## [MATERIAL FOR THIS TASK]
[start]

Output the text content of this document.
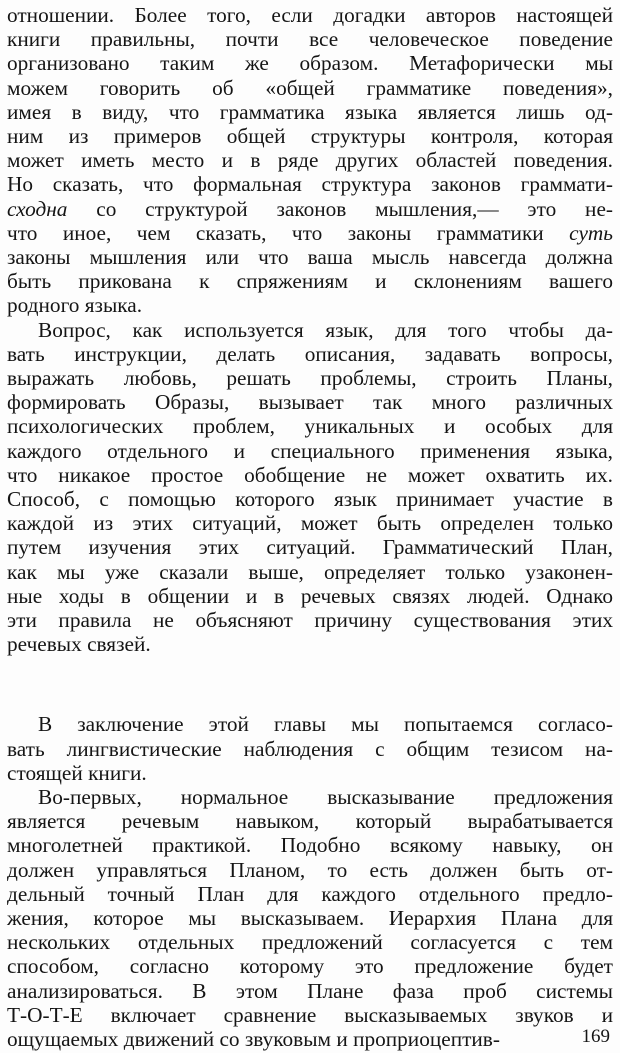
отношении. Более того, если догадки авторов настоящей
книги правильны, почти все человеческое поведение
организовано таким же образом. Метафорически мы
можем говорить об «общей грамматике поведения»,
имея в виду, что грамматика языка является лишь од-
ним из примеров общей структуры контроля, которая
может иметь место и в ряде других областей поведения.
Но сказать, что формальная структура законов граммати-
сходна со структурой законов мышления,— это не-
что иное, чем сказать, что законы грамматики суть
законы мышления или что ваша мысль навсегда должна
быть прикована к спряжениям и склонениям вашего
родного языка.
Вопрос, как используется язык, для того чтобы да-
вать инструкции, делать описания, задавать вопросы,
выражать любовь, решать проблемы, строить Планы,
формировать Образы, вызывает так много различных
психологических проблем, уникальных и особых для
каждого отдельного и специального применения языка,
что никакое простое обобщение не может охватить их.
Способ, с помощью которого язык принимает участие в
каждой из этих ситуаций, может быть определен только
путем изучения этих ситуаций. Грамматический План,
как мы уже сказали выше, определяет только узаконен-
ные ходы в общении и в речевых связях людей. Однако
эти правила не объясняют причину существования этих
речевых связей.
В заключение этой главы мы попытаемся согласо-
вать лингвистические наблюдения с общим тезисом на-
стоящей книги.
Во-первых, нормальное высказывание предложения
является речевым навыком, который вырабатывается
многолетней практикой. Подобно всякому навыку, он
должен управляться Планом, то есть должен быть от-
дельный точный План для каждого отдельного предло-
жения, которое мы высказываем. Иерархия Плана для
нескольких отдельных предложений согласуется с тем
способом, согласно которому это предложение будет
анализироваться. В этом Плане фаза проб системы
Т-О-Т-Е включает сравнение высказываемых звуков и
ощущаемых движений со звуковым и проприоцептив-	169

[end]

## [YOUR INSTRUCTIONS]
Without including any pictures, output all the entries above exactly.

## [RESULT FOR THIS EXERCISE]
Output the text content of this document.
отношении. Более того, если догадки авторов настоящей
книги правильны, почти все человеческое поведение
организовано таким же образом. Метафорически мы
можем говорить об «общей грамматике поведения»,
имея в виду, что грамматика языка является лишь од-
ним из примеров общей структуры контроля, которая
может иметь место и в ряде других областей поведения.
Но сказать, что формальная структура законов граммати-
сходна со структурой законов мышления,— это не-
что иное, чем сказать, что законы грамматики суть
законы мышления или что ваша мысль навсегда должна
быть прикована к спряжениям и склонениям вашего
родного языка.
Вопрос, как используется язык, для того чтобы да-
вать инструкции, делать описания, задавать вопросы,
выражать любовь, решать проблемы, строить Планы,
формировать Образы, вызывает так много различных
психологических проблем, уникальных и особых для
каждого отдельного и специального применения языка,
что никакое простое обобщение не может охватить их.
Способ, с помощью которого язык принимает участие в
каждой из этих ситуаций, может быть определен только
путем изучения этих ситуаций. Грамматический План,
как мы уже сказали выше, определяет только узаконен-
ные ходы в общении и в речевых связях людей. Однако
эти правила не объясняют причину существования этих
речевых связей.
В заключение этой главы мы попытаемся согласо-
вать лингвистические наблюдения с общим тезисом на-
стоящей книги.
Во-первых, нормальное высказывание предложения
является речевым навыком, который вырабатывается
многолетней практикой. Подобно всякому навыку, он
должен управляться Планом, то есть должен быть от-
дельный точный План для каждого отдельного предло-
жения, которое мы высказываем. Иерархия Плана для
нескольких отдельных предложений согласуется с тем
способом, согласно которому это предложение будет
анализироваться. В этом Плане фаза проб системы
Т-О-Т-Е включает сравнение высказываемых звуков и
ощущаемых движений со звуковым и проприоцептив-	169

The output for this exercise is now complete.